Goal:
Show every line below where "tria" can be found.

Input for this task:
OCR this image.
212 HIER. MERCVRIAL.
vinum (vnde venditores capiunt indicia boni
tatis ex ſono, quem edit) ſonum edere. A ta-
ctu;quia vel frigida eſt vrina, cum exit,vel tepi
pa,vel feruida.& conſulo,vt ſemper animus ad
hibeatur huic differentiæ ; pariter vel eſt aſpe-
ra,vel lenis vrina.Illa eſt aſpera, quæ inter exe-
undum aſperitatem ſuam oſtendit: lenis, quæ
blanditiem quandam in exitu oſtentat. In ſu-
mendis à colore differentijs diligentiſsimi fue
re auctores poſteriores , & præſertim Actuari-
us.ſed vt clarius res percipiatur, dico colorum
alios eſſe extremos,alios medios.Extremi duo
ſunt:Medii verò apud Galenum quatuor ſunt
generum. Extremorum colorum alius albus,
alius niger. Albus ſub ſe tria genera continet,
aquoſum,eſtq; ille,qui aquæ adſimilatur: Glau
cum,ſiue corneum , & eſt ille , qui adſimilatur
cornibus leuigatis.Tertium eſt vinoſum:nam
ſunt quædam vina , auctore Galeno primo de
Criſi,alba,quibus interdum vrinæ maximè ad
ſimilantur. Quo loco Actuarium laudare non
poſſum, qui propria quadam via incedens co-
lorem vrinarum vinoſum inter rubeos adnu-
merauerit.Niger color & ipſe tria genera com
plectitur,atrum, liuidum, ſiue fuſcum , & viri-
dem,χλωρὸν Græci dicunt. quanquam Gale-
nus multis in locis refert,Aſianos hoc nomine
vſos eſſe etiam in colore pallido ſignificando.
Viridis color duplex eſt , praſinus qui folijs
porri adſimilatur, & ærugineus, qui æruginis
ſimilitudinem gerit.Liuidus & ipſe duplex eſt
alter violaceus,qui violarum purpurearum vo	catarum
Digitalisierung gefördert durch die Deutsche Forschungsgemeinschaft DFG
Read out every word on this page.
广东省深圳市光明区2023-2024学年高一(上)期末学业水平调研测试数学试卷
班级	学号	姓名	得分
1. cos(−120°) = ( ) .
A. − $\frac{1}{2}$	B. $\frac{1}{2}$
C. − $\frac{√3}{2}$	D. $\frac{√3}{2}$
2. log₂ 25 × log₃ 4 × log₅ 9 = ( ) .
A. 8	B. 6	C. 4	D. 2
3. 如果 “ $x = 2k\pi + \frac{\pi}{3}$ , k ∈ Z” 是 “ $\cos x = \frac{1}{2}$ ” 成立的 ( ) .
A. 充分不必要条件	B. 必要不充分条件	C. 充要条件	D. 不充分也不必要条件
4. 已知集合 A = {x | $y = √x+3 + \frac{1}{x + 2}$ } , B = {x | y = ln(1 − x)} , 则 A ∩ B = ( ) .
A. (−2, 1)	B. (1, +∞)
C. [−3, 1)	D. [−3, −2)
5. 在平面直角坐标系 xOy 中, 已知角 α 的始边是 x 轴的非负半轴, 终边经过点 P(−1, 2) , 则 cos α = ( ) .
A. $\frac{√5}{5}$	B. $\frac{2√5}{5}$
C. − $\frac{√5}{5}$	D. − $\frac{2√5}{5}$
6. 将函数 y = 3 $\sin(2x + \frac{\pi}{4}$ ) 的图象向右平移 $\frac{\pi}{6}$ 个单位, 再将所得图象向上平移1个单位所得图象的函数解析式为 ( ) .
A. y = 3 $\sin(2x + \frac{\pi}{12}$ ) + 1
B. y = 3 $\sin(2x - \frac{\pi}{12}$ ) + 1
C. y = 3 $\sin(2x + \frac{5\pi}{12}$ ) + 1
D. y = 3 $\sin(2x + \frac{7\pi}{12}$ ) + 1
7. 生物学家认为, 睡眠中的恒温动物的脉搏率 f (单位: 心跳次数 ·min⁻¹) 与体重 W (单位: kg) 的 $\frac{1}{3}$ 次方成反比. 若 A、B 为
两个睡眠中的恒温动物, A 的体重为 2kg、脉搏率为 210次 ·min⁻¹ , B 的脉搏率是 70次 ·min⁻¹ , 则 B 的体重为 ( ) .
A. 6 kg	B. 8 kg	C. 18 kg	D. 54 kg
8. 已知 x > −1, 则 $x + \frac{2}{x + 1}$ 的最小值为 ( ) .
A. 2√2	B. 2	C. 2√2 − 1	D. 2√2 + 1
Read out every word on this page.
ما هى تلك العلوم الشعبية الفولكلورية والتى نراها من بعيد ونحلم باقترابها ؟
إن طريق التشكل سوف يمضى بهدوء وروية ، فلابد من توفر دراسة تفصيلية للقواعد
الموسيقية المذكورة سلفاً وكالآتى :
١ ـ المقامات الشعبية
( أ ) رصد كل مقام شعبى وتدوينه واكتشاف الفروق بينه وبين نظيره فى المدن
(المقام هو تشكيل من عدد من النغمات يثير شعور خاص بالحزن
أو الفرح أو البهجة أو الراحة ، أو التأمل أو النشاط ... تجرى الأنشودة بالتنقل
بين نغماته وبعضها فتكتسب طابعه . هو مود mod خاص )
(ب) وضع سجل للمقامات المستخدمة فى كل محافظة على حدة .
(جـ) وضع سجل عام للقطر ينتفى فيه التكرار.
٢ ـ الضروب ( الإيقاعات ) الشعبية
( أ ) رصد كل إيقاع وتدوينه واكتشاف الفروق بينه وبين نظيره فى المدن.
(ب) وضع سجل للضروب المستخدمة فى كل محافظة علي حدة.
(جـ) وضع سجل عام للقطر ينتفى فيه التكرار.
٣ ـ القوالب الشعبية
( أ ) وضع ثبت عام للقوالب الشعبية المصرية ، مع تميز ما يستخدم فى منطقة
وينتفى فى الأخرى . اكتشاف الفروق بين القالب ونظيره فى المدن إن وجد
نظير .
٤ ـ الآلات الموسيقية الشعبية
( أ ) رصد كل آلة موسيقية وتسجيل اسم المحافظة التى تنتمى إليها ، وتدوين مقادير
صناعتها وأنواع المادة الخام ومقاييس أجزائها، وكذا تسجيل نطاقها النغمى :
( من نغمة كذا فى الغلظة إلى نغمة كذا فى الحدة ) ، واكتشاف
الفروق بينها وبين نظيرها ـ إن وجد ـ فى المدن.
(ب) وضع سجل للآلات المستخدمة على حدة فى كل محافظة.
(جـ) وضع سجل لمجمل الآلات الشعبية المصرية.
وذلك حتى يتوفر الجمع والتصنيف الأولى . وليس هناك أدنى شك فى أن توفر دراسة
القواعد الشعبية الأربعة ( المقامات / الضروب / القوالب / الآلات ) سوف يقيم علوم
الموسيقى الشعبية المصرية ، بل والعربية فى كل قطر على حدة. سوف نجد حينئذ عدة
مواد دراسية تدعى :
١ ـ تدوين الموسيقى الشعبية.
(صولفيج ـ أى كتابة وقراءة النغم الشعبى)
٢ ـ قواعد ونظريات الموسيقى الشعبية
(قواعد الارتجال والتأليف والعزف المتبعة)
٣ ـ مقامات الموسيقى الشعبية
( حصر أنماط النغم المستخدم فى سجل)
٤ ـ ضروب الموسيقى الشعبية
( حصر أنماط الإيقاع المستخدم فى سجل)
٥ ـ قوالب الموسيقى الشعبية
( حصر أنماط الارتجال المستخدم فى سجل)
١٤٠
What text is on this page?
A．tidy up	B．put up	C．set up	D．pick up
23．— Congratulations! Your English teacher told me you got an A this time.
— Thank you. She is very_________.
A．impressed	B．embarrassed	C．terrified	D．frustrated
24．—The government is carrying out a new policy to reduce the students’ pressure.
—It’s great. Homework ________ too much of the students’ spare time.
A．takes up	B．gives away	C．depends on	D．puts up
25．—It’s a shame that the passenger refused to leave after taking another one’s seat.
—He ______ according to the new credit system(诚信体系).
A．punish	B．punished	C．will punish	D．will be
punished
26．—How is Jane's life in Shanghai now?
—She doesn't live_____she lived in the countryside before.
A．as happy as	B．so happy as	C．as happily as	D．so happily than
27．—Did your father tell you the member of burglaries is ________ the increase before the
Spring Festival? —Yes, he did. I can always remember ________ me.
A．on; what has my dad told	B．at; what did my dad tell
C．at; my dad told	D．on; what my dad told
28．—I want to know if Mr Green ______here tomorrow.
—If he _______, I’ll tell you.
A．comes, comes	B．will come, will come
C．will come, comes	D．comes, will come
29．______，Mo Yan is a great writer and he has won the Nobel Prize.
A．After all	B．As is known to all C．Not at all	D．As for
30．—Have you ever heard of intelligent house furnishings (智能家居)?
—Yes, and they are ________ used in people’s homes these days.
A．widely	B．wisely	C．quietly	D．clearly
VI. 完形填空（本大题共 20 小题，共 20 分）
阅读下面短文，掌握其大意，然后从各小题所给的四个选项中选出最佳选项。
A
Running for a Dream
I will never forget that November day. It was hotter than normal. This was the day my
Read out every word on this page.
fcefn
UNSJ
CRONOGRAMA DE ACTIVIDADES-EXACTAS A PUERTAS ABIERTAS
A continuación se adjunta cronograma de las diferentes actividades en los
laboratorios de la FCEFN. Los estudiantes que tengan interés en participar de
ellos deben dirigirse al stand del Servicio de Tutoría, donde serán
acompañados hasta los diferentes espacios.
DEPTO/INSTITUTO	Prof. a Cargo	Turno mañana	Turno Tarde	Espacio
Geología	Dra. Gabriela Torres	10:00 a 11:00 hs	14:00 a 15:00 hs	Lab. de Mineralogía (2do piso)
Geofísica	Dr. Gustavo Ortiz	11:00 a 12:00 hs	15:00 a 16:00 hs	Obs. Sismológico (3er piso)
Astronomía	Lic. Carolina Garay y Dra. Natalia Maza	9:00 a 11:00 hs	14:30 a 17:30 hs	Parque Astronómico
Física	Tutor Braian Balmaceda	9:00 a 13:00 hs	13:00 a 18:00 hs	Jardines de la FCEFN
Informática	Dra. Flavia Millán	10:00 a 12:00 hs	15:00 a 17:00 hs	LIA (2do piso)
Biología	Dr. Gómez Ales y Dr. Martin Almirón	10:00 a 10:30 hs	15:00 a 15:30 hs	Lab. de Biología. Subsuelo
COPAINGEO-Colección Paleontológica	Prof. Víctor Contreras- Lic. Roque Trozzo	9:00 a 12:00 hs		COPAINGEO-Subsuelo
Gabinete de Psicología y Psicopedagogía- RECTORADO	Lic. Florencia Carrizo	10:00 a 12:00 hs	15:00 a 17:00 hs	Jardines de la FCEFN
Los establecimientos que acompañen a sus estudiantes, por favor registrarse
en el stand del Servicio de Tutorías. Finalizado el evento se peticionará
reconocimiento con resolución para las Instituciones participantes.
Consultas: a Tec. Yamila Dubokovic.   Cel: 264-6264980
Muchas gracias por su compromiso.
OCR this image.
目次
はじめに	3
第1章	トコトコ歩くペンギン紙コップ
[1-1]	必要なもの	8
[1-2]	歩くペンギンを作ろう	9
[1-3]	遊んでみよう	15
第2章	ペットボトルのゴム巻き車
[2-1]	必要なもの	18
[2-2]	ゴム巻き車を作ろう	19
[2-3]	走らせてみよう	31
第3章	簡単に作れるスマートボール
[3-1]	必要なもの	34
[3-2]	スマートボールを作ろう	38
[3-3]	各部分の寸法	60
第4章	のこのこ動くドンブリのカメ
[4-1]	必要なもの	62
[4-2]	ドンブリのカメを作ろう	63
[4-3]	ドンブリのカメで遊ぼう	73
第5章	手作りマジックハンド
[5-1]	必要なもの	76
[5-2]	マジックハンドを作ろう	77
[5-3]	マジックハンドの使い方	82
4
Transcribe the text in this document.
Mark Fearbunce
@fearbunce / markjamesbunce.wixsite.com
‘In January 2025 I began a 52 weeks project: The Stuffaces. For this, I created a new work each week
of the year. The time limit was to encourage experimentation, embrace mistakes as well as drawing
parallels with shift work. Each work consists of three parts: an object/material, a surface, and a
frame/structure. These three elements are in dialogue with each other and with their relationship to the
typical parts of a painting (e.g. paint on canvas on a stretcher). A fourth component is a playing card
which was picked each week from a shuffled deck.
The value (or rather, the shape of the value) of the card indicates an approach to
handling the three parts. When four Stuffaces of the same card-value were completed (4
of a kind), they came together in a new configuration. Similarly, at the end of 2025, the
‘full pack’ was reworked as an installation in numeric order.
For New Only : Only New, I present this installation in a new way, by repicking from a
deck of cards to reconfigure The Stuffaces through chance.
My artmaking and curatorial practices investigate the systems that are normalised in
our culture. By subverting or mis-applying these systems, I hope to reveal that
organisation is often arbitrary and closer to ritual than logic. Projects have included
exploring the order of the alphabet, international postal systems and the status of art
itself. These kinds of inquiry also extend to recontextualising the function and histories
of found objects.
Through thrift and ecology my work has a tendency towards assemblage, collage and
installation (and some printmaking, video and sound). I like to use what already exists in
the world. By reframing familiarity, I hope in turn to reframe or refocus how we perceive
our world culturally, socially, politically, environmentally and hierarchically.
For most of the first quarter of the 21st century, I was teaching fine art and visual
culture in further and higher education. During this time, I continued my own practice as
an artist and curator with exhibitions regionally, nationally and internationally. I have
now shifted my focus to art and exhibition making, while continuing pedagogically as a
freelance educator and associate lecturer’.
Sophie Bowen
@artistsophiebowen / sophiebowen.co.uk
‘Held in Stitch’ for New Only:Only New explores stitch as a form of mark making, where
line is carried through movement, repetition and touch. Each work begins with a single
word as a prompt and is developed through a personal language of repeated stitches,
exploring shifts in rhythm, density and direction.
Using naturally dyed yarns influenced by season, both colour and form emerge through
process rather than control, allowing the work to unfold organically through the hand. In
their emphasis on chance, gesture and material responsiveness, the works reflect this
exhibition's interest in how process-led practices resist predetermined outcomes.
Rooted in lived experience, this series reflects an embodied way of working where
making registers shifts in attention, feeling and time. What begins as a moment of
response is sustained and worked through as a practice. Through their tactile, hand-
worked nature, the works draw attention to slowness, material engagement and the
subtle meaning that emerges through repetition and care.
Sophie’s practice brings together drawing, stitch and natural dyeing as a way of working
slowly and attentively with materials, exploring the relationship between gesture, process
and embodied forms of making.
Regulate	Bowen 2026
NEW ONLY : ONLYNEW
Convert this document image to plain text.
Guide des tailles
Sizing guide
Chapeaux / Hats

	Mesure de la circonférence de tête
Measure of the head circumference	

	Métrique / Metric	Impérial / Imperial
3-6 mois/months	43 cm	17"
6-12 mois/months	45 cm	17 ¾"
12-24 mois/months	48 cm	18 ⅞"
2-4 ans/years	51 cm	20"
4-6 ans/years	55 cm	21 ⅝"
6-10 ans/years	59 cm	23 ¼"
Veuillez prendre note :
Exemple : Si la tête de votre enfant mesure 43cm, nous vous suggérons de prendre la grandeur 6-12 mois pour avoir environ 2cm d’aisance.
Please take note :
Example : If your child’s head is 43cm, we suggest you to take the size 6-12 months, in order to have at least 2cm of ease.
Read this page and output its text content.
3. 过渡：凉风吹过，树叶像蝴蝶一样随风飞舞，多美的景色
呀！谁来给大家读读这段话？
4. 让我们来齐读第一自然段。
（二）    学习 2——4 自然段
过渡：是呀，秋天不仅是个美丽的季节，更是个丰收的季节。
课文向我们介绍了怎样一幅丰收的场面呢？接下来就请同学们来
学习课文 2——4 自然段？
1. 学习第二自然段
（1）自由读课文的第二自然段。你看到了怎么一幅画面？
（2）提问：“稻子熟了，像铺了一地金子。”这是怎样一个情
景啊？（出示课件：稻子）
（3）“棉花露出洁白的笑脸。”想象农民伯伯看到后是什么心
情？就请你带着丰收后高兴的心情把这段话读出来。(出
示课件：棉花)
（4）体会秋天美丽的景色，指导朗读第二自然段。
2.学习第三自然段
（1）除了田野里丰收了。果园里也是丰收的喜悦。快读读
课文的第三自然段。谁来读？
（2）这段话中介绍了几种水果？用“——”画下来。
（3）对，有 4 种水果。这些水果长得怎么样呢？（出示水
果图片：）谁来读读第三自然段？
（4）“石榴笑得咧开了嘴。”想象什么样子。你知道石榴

Result of the task:
alius niger. Albus ſub ſe tria genera continet,
merauerit.Niger color & ipſe tria genera com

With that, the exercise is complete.